TASK INSTRUCTIONS
List each line of the data in which the string "save" appears.

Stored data
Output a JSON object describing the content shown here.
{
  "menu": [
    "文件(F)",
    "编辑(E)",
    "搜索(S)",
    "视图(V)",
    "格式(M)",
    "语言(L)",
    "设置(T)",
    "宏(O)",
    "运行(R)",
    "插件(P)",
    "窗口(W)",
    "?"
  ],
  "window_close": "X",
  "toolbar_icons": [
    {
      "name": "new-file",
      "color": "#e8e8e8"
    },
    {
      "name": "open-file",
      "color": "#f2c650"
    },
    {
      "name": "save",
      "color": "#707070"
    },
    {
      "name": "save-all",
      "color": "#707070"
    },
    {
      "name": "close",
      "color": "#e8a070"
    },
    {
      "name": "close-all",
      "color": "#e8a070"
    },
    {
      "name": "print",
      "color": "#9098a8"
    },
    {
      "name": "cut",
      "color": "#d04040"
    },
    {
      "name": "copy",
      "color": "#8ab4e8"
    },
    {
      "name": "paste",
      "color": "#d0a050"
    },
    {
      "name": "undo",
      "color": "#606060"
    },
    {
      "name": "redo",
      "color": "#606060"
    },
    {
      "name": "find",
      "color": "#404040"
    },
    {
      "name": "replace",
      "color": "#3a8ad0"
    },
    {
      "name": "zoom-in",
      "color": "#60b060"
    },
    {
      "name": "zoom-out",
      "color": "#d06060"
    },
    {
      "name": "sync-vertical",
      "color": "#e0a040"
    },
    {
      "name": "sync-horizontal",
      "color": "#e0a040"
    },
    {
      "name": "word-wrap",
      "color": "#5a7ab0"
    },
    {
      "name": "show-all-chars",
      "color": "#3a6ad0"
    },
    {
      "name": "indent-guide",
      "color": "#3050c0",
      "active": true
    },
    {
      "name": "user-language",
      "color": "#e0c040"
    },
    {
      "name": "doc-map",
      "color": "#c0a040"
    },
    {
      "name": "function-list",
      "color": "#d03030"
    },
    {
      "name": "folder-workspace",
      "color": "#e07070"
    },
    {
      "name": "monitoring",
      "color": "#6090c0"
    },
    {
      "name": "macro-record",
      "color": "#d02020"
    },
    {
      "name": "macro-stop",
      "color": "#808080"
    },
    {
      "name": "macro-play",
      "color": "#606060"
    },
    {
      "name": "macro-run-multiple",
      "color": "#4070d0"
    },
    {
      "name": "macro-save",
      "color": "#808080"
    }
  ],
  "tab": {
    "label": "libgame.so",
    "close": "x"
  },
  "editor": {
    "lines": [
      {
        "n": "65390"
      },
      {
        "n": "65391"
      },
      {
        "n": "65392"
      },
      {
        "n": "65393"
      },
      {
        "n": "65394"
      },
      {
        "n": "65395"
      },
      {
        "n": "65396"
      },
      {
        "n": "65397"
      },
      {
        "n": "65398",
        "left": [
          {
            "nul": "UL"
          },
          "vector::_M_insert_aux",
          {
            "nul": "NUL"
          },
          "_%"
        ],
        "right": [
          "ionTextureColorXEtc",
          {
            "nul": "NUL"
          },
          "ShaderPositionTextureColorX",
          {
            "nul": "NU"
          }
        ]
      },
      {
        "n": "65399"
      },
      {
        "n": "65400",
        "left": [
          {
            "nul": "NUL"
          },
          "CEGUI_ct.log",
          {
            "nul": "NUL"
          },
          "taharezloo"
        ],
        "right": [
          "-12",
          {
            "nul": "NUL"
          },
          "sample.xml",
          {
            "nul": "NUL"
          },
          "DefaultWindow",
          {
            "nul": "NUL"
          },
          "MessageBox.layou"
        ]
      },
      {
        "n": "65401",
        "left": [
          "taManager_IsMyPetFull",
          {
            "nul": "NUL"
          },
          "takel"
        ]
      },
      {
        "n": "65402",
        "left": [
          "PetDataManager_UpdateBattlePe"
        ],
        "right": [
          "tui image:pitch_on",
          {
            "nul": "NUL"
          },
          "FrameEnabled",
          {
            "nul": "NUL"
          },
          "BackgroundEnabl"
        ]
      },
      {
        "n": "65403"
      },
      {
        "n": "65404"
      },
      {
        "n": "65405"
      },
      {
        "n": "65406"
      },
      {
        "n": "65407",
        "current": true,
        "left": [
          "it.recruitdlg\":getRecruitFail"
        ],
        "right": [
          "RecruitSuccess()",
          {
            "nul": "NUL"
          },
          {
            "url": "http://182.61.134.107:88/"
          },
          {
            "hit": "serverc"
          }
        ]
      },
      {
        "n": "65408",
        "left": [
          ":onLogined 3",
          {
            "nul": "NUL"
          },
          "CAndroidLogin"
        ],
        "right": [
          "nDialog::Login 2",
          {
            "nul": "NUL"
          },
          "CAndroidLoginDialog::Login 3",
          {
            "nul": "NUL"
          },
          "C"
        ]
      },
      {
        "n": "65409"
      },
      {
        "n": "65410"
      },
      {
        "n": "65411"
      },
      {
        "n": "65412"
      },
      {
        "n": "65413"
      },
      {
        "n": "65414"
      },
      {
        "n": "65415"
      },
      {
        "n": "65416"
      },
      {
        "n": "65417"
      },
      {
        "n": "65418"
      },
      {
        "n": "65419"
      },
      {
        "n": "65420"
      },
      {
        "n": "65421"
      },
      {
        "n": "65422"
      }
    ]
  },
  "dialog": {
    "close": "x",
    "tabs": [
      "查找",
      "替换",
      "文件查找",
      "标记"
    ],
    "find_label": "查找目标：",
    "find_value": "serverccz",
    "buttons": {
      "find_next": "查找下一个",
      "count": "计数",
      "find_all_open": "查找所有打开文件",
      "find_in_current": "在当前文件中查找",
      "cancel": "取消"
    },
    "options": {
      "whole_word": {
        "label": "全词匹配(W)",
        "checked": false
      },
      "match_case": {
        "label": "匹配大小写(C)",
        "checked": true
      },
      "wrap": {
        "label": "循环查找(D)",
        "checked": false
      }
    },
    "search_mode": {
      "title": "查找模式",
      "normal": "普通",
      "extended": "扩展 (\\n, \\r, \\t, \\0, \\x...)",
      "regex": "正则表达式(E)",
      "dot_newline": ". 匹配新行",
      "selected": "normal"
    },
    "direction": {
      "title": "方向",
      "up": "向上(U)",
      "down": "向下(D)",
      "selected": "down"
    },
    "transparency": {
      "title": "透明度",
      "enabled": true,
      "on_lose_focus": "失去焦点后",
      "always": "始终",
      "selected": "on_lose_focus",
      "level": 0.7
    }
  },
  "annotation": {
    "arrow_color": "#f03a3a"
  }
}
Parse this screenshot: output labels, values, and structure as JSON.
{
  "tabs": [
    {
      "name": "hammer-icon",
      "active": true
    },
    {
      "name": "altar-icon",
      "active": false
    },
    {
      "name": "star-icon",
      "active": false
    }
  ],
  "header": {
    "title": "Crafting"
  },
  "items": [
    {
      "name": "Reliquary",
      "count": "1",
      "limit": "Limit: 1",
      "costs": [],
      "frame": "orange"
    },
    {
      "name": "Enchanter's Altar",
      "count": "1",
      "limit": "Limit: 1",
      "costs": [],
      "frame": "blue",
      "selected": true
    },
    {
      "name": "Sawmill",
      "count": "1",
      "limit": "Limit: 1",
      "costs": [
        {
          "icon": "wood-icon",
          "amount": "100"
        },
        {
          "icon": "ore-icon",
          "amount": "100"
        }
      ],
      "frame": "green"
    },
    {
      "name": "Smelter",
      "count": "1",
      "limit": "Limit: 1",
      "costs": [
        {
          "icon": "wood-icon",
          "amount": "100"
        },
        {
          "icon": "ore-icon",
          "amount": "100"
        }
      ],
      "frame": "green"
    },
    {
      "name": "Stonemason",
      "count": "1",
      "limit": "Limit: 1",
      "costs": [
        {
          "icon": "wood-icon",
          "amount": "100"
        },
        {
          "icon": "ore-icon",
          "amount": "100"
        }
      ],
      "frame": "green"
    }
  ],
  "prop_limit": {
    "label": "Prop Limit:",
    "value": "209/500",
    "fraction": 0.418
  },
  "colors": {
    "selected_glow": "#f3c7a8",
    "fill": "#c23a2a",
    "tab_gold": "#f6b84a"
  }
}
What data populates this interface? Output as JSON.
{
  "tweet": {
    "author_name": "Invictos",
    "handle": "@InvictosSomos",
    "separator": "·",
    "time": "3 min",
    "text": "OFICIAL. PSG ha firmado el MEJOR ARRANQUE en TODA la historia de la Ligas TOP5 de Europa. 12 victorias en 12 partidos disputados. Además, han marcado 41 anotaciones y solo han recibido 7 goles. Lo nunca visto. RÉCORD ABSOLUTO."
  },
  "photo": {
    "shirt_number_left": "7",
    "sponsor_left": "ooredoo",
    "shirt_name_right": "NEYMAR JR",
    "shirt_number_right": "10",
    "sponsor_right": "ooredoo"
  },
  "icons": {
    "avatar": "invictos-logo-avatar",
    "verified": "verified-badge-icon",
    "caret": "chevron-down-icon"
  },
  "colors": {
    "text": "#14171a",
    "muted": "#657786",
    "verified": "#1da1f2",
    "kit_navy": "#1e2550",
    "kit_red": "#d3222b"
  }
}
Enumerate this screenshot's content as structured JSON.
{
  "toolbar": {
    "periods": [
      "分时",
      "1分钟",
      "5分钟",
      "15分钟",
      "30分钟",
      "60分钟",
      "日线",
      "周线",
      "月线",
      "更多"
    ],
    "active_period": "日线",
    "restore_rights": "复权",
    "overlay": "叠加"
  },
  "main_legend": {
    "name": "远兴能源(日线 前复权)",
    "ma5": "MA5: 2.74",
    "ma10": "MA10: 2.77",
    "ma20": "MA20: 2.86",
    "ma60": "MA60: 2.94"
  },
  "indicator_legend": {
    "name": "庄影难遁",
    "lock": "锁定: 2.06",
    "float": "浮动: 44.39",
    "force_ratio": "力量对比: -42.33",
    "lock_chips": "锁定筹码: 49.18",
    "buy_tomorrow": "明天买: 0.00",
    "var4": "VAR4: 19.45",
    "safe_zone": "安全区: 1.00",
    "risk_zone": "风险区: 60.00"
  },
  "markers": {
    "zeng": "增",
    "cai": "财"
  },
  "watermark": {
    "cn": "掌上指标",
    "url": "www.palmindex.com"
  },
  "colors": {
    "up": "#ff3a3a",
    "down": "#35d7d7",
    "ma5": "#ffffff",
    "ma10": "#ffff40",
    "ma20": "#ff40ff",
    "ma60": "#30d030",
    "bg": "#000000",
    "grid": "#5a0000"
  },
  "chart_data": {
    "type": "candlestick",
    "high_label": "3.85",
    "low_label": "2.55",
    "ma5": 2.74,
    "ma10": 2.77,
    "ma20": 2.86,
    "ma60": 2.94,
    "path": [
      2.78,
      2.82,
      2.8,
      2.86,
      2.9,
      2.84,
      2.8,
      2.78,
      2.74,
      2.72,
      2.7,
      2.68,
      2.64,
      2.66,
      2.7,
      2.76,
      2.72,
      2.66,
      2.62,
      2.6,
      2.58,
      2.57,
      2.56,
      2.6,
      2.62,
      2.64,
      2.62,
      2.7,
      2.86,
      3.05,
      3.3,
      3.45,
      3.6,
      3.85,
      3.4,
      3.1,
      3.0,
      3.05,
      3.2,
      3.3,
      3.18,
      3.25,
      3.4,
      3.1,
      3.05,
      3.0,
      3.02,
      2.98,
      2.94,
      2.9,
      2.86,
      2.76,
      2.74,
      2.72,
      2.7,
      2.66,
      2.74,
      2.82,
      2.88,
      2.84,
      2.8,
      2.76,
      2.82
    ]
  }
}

ANSWER TO THIS EXERCISE
      "name": "save",
      "name": "save-all",
      "name": "macro-save",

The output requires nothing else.